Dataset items
#####
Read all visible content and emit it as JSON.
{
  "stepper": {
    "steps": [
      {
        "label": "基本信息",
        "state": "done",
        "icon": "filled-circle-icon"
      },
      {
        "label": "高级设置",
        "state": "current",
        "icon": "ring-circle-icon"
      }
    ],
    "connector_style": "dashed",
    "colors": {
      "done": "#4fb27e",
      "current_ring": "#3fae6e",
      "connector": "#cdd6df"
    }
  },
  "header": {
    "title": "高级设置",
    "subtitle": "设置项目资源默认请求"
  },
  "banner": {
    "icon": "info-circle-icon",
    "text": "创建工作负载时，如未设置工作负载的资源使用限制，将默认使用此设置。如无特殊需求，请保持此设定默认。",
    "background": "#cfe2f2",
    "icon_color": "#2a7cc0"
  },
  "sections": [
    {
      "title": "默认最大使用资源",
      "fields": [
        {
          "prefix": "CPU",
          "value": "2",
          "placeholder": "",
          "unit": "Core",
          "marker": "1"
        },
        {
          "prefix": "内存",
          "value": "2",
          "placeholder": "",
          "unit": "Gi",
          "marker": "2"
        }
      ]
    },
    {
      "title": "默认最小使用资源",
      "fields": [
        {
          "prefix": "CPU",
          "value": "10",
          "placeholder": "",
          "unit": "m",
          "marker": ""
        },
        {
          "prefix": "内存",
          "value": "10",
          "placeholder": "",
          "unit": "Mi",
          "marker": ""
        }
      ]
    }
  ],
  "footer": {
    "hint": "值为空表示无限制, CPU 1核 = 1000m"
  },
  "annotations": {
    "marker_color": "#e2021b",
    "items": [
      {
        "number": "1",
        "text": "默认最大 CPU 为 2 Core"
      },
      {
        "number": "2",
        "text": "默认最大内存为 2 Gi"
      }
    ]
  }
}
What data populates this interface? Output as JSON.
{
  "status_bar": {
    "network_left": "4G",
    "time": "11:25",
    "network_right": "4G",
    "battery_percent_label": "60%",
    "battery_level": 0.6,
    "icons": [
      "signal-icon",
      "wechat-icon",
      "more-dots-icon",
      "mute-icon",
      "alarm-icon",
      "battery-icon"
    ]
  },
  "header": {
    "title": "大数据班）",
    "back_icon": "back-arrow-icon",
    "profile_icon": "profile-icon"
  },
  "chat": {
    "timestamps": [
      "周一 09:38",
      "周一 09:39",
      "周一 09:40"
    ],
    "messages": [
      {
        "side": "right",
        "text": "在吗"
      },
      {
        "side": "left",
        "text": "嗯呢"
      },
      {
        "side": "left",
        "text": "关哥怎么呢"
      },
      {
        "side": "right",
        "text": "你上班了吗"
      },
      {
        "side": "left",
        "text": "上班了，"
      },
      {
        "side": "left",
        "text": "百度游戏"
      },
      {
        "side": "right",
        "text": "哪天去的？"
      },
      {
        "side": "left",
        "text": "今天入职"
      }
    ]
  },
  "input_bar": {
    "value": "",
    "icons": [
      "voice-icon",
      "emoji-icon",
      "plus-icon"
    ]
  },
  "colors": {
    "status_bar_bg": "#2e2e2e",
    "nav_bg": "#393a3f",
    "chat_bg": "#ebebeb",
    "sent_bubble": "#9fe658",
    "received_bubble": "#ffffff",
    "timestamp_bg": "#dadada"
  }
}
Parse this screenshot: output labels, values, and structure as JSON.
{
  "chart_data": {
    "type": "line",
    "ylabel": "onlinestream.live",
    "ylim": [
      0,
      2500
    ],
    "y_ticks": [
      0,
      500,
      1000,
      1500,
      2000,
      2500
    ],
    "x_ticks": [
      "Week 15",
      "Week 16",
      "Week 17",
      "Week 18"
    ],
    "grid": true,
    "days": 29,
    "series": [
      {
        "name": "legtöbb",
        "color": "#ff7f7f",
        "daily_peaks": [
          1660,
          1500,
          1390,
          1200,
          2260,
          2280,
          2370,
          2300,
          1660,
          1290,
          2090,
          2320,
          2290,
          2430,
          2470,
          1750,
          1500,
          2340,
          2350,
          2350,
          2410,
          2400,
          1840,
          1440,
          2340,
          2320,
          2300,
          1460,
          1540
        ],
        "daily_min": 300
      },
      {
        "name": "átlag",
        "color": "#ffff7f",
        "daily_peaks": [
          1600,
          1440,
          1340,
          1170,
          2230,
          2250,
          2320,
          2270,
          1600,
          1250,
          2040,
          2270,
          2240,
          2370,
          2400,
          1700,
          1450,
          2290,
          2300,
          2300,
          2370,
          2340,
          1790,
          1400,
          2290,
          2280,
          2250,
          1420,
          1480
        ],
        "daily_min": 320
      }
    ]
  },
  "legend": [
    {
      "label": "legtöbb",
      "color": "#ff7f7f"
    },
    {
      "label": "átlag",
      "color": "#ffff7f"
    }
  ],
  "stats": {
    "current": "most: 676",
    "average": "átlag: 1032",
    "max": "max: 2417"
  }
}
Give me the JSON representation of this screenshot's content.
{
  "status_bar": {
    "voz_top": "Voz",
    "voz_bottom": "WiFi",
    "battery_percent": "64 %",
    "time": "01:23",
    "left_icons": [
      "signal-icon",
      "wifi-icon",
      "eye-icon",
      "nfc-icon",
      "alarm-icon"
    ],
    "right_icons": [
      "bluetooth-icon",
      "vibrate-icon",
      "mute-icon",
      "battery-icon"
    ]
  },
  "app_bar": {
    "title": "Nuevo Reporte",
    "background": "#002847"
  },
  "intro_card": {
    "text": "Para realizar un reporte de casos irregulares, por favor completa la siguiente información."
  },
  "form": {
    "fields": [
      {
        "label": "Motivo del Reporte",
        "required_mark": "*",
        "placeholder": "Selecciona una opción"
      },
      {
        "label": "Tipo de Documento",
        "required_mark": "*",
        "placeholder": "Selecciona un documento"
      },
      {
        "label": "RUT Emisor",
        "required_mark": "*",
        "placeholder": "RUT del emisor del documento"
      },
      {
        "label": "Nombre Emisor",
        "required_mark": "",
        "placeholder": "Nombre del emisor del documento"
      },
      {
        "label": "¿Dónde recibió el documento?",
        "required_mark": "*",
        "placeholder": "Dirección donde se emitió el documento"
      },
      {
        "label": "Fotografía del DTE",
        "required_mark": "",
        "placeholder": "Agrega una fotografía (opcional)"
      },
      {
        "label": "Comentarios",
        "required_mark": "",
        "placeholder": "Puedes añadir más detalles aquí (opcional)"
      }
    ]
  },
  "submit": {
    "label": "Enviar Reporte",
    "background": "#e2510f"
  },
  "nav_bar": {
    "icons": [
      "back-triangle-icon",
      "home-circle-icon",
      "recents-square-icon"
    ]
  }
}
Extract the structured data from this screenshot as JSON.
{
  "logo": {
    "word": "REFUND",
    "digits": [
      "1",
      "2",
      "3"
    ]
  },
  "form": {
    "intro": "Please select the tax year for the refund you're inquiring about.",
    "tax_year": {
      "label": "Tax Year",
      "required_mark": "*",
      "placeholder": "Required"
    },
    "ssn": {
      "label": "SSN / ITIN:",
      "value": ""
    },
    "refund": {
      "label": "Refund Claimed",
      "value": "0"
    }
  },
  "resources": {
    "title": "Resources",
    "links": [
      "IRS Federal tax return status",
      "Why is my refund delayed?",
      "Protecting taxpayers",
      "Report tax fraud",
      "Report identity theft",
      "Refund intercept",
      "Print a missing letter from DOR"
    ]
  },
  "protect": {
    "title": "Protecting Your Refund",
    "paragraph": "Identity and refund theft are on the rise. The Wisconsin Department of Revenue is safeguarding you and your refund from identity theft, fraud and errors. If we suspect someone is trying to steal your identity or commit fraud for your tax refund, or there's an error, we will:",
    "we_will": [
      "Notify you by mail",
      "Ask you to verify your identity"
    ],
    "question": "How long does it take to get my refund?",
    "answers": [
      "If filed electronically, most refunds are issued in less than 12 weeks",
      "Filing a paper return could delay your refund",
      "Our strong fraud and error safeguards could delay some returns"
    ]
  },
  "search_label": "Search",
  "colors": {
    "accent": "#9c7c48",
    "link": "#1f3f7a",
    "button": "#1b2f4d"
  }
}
#####
• Given exercise
Gather from the data above every line with the string "content".

• Written response
Read all visible content and emit it as JSON.
Give me the JSON representation of this screenshot's content.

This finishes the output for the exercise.